──────── EXTRACTED TEXT ────────
It’s a virtuoso clinic in exploiting a cramped position, as White collects another key asset on 46. Rh6 Qd7 47. Bh5 b5 (sitting back equals slow death in view of the threat of 48. Bg6 Ra7 49. Qh5 Rb7 50. Bxh7+ Rxh7 51. Qg6+ Kh8 52. Rxh7+ Qxh7 53. Rxh7+ Rxh7 54. Qe8, winning) 48. cxb5 axb5 49. a5! b4 (Black is similarly blocked on 49…c4 50. b4 c3!? 51. Bxc3 Qc8 52. g4!), keeping the b-file closed and creating a dangerous — and distracting — passed pawn.



With the wisdom of age, Gaprindashvili removes her king from the battlefield just before the final assault: 57. Kd3 Ra7 58. Rxf6! Nxf6 59. Rh8+ Kf7 60. Rxe8 Nxe8 61. Qh5+ Ke7 62. Bxg5+ Nf6 63. Bxf6+ and Black resigned just ahead of the hopeless 63…Kxf6 64. Qh6+ Kf7 65. Qxe6+ Kf8 66. Qxd6+ Kg8 67. Qxb6 and wins.

Gaprindashvili played just one game against the greatest female player of all time, a victory over a 14-year-old Judit Polgar at the 1990 Women’s Olympiad in Novi Sad, Yugoslavia. Not surprisingly, the two produced a fascinating struggle marked by sacrifices, clever counterattacks and a very cool ending.

In a Scotch Game, we pick it up from today’s diagram, where attacks are building against both king positions. With the impetuosity of youth, Polgar played 17. a4?! (Rf2 would have snuffed out a lot of threats), only to run into 18…Ng4! 18. fxg4 (h4 Ne3 19. Bxe3 Rxe3 20. Qd2 Rde8 also gives Black a strong initiative) Bxg4, the point being that the knight on e2 — guarding the critical pawn on d4 — is under heavy fire and something must give.
────────
TO DO =>
A: In the chess column's passage on Gaprindashvili's final assault, list every move White plays from move 57 through move 63, stopping where Black resigns.
B: According to the chess column, what is the point of Black's reply Bxg4 after 18. fxg4 in the Polgar game?
C: In the chess column, at which event did Gaprindashvili defeat Judit Polgar?
──────── INFORMATION SHOWN ────────
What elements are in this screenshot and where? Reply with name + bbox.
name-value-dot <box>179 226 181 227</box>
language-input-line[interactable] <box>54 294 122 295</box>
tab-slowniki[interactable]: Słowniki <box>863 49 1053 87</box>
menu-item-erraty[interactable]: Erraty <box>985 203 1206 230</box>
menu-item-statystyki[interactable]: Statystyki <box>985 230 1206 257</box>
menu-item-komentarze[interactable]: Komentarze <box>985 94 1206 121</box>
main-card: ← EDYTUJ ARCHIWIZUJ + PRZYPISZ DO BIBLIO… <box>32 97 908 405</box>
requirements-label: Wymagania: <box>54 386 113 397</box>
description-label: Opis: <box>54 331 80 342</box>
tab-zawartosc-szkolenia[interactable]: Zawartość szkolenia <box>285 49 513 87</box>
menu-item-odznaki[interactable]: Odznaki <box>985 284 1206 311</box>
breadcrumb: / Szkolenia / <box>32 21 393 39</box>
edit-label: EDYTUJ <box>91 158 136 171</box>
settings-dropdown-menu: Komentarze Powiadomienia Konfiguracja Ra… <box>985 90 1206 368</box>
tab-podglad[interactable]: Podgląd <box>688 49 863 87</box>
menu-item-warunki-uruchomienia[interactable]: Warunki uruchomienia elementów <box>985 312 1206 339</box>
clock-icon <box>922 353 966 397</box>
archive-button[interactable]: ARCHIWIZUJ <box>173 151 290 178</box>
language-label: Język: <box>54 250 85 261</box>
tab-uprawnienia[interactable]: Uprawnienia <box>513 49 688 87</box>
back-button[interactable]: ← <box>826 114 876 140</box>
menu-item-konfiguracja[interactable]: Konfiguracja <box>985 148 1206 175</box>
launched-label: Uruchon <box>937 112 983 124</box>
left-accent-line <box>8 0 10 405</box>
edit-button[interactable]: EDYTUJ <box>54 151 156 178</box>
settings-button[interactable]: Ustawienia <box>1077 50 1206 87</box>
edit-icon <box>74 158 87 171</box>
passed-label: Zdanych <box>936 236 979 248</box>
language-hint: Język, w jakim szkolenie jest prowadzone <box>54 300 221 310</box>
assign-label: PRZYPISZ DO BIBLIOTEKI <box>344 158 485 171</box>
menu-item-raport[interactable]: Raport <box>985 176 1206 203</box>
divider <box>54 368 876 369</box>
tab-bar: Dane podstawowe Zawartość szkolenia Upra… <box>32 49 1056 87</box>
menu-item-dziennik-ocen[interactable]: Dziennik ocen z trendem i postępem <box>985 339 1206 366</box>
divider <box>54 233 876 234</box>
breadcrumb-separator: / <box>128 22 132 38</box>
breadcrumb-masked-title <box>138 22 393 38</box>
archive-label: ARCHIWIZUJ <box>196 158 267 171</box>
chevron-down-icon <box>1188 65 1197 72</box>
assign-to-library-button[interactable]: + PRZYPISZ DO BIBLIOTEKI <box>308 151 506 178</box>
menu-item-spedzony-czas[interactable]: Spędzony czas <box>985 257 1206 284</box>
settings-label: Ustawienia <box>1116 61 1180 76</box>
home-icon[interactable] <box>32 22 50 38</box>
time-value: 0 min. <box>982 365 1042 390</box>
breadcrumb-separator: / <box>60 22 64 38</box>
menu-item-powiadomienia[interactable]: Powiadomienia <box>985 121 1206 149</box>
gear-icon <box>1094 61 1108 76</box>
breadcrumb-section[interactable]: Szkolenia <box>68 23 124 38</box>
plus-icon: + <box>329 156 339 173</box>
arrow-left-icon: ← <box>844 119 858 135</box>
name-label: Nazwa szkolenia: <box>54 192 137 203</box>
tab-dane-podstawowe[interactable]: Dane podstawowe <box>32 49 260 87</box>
────────
PROBLEM SOLUTIONS =>
A:
57. Kd3
58. Rxf6!
59. Rh8+
60. Rxe8
61. Qh5+
62. Bxg5+
63. Bxf6+

B: The knight on e2, which guards the critical pawn on d4, comes under heavy fire, so something must give.

C: The 1990 Women's Olympiad in Novi Sad, Yugoslavia.